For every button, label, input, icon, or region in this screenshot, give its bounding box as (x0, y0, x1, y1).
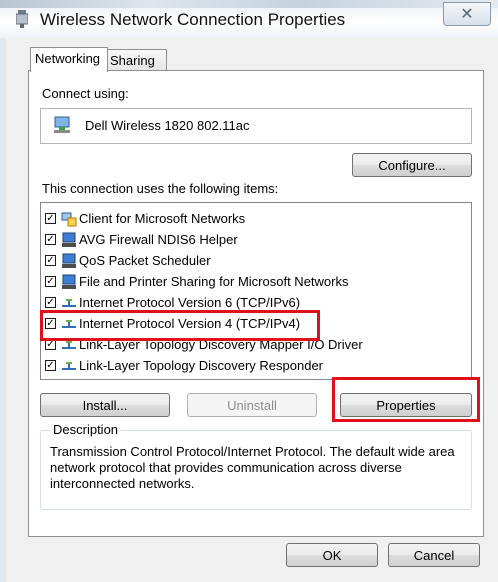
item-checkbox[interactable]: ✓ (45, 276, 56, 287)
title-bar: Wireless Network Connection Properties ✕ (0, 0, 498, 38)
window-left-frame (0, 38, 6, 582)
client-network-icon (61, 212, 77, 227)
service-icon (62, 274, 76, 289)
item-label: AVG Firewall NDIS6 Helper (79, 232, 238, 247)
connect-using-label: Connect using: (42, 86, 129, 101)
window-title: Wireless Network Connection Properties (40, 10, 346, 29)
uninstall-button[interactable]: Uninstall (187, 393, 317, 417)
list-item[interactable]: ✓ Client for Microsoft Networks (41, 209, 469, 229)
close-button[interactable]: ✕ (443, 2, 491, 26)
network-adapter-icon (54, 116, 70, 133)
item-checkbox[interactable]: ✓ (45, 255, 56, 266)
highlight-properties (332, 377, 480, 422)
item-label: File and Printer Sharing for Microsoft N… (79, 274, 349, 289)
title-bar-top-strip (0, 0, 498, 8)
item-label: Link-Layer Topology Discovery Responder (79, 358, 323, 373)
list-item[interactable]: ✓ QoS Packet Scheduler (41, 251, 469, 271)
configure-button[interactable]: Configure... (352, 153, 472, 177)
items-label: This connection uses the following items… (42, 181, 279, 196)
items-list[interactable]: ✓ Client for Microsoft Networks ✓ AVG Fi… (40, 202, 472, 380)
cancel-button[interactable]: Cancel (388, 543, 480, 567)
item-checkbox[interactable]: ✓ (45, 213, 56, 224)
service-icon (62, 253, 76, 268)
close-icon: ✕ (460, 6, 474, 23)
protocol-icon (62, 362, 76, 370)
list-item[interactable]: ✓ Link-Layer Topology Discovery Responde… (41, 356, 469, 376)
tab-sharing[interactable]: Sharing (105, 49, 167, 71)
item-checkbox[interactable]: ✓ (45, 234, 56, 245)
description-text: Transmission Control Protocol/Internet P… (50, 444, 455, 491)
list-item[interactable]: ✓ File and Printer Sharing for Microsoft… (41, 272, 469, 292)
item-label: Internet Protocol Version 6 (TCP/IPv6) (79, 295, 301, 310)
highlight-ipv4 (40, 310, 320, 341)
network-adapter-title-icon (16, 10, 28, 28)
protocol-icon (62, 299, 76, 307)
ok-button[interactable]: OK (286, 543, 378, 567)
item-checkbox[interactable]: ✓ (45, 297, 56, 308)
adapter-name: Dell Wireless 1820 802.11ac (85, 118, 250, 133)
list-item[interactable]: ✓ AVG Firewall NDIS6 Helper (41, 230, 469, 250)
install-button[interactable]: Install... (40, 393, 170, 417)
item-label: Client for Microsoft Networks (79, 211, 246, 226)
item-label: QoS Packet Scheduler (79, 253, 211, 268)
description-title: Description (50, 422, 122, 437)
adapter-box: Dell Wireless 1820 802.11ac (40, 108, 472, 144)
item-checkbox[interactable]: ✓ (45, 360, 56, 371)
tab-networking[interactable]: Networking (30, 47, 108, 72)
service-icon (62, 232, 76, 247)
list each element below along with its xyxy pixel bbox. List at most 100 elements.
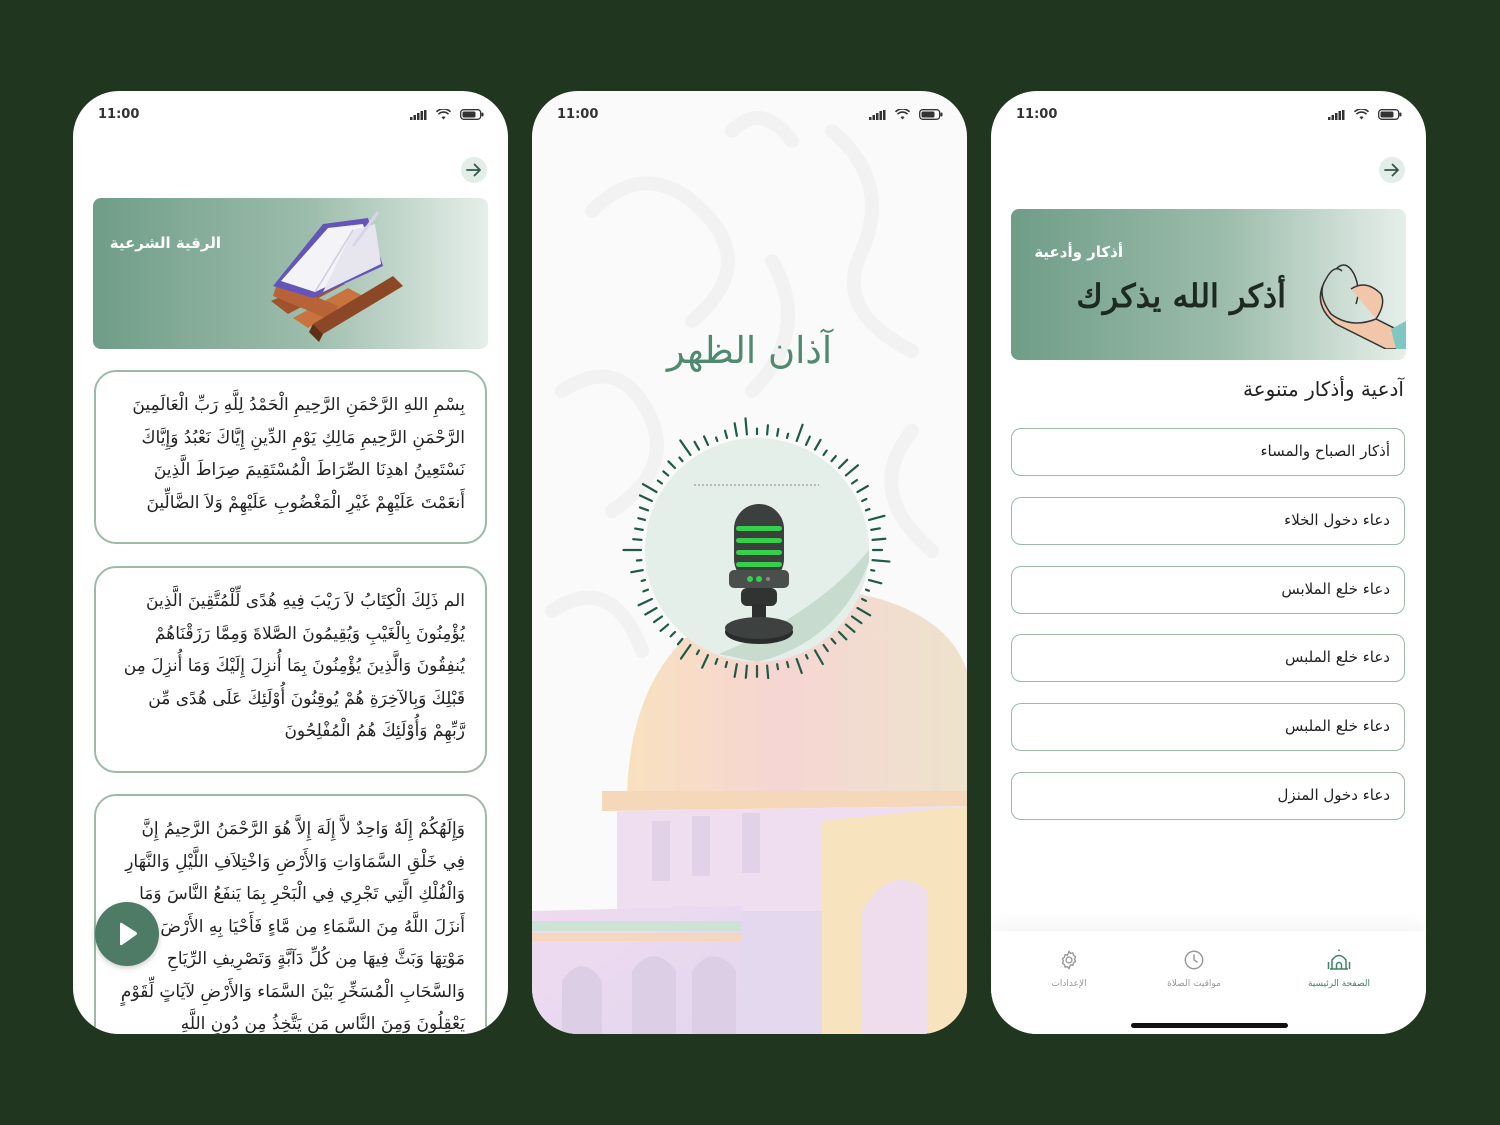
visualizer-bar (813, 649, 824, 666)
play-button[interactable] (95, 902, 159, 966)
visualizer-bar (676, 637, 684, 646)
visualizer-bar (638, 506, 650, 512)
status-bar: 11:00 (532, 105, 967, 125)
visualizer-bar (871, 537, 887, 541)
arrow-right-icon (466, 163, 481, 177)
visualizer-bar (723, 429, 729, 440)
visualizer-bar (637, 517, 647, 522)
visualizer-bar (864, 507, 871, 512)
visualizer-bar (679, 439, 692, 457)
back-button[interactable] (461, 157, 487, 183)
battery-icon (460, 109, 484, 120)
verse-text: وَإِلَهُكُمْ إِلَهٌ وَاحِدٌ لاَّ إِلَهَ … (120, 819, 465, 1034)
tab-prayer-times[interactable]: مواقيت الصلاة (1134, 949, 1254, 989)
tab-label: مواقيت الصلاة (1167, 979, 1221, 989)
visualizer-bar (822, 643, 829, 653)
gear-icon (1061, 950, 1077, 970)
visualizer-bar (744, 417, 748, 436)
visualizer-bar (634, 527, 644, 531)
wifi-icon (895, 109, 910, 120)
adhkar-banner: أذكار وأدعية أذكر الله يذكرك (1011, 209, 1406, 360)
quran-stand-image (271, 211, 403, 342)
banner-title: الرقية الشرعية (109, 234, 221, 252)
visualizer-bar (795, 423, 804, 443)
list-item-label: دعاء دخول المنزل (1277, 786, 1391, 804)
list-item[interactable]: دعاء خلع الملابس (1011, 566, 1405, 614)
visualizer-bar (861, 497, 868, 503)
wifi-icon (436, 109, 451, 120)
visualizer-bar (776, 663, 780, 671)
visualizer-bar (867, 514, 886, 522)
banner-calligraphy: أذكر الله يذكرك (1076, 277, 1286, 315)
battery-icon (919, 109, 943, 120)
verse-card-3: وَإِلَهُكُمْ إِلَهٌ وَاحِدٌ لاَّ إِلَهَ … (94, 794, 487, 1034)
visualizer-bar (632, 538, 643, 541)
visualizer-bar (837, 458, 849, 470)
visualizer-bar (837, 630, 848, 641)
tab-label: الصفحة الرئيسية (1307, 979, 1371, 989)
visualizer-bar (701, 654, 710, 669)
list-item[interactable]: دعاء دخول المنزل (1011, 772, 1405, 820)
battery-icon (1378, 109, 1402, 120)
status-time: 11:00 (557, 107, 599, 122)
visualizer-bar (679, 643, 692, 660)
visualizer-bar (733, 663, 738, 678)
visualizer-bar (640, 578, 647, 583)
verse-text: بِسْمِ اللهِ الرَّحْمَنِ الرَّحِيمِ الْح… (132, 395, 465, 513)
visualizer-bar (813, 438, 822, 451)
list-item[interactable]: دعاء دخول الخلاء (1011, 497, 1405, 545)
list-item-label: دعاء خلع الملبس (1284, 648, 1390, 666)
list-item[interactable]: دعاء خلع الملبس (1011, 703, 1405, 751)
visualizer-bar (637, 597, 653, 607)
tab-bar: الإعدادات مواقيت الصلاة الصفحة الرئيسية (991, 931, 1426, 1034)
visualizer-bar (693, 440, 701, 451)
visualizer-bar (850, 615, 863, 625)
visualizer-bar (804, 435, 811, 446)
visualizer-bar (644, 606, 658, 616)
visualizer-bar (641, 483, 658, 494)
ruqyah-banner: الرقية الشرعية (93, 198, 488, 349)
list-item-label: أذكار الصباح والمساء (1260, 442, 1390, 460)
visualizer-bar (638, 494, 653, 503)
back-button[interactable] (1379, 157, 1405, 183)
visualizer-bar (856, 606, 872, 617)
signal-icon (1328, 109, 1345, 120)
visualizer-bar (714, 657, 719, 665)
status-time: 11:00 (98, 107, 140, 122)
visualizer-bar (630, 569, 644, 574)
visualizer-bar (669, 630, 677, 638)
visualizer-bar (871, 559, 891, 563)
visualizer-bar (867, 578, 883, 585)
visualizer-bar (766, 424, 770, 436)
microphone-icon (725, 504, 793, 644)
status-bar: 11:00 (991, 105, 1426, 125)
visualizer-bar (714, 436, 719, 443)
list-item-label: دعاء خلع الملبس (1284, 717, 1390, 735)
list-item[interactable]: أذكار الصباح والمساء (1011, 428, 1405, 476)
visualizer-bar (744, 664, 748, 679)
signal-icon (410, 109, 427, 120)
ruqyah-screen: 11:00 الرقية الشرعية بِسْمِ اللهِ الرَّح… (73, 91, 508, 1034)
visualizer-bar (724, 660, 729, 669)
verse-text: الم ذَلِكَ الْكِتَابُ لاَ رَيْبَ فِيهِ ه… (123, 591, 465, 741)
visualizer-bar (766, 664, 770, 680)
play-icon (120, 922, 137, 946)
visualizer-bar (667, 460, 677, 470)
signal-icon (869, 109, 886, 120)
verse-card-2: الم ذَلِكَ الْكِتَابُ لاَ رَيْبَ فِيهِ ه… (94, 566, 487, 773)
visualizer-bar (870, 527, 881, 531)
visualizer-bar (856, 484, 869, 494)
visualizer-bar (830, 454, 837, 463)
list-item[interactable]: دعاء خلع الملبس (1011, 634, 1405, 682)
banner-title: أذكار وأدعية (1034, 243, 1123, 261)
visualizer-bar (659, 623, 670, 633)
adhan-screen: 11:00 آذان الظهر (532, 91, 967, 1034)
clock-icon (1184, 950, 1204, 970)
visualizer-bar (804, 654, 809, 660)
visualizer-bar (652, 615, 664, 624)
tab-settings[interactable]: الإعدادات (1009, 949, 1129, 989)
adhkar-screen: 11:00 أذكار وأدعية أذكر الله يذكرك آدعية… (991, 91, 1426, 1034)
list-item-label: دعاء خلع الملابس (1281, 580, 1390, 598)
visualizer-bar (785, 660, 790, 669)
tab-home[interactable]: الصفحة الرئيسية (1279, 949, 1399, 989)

★ ★ ★

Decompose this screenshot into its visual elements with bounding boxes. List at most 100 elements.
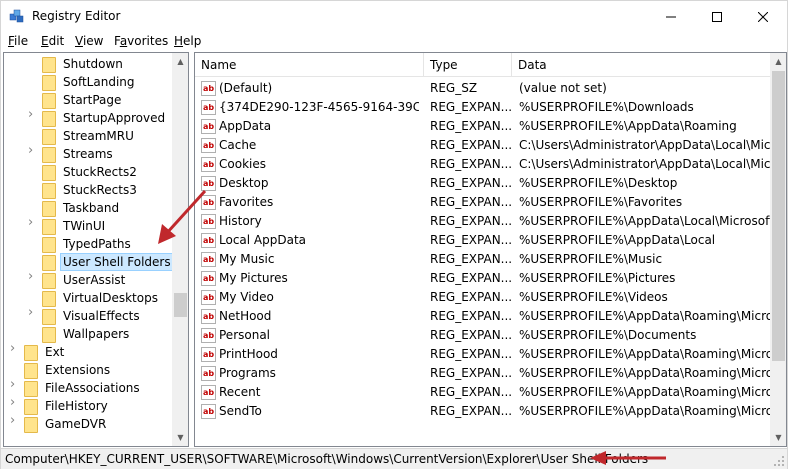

★ ★ ★

> **What you will do**: Render the material from the line containing "list each element" through the line containing "visualizer-bar (701, 654, 710, 669)" as a two-column CSV with the headers instruction and output. Use one row per instruction, and put each value in a single quoted field with line breaks replaced by spaces and the pictures left out.

> **Worked solution**:
instruction,output
"list each element below along with its xyxy pixel bbox. List at most 100 elements.","visualizer-bar (813, 649, 824, 666) play-button[interactable] (95, 902, 159, 966) visualizer-bar (676, 637, 684, 646) visualizer-bar (638, 506, 650, 512) status-bar: 11:00 (532, 105, 967, 125) visualizer-bar (871, 537, 887, 541) arrow-right-icon (466, 163, 481, 177) visualizer-bar (723, 429, 729, 440) visualizer-bar (637, 517, 647, 522) visualizer-bar (864, 507, 871, 512) visualizer-bar (679, 439, 692, 457) back-button[interactable] (461, 157, 487, 183) battery-icon (460, 109, 484, 120) verse-text: وَإِلَهُكُمْ إِلَهٌ وَاحِدٌ لاَّ إِلَهَ … (120, 819, 465, 1034) tab-prayer-times[interactable]: مواقيت الصلاة (1134, 949, 1254, 989) tab-label: مواقيت الصلاة (1167, 979, 1221, 989) visualizer-bar (822, 643, 829, 653) gear-icon (1061, 950, 1077, 970) visualizer-bar (744, 417, 748, 436) visualizer-bar (634, 527, 644, 531) wifi-icon (895, 109, 910, 120) adhkar-banner: أذكار وأدعية أذكر الله يذكرك (1011, 209, 1406, 360) quran-stand-image (271, 211, 403, 342) banner-title: الرقية الشرعية (109, 234, 221, 252) visualizer-bar (795, 423, 804, 443) list-item-label: دعاء دخول المنزل (1277, 786, 1391, 804) list-item[interactable]: دعاء خلع الملابس (1011, 566, 1405, 614) visualizer-bar (861, 497, 868, 503) wifi-icon (436, 109, 451, 120) visualizer-bar (776, 663, 780, 671) visualizer-bar (867, 514, 886, 522) banner-calligraphy: أذكر الله يذكرك (1076, 277, 1286, 315) battery-icon (919, 109, 943, 120) verse-card-3: وَإِلَهُكُمْ إِلَهٌ وَاحِدٌ لاَّ إِلَهَ … (94, 794, 487, 1034) visualizer-bar (632, 538, 643, 541) visualizer-bar (837, 458, 849, 470) visualizer-bar (837, 630, 848, 641) tab-label: الصفحة الرئيسية (1307, 979, 1371, 989) visualizer-bar (701, 654, 710, 669)"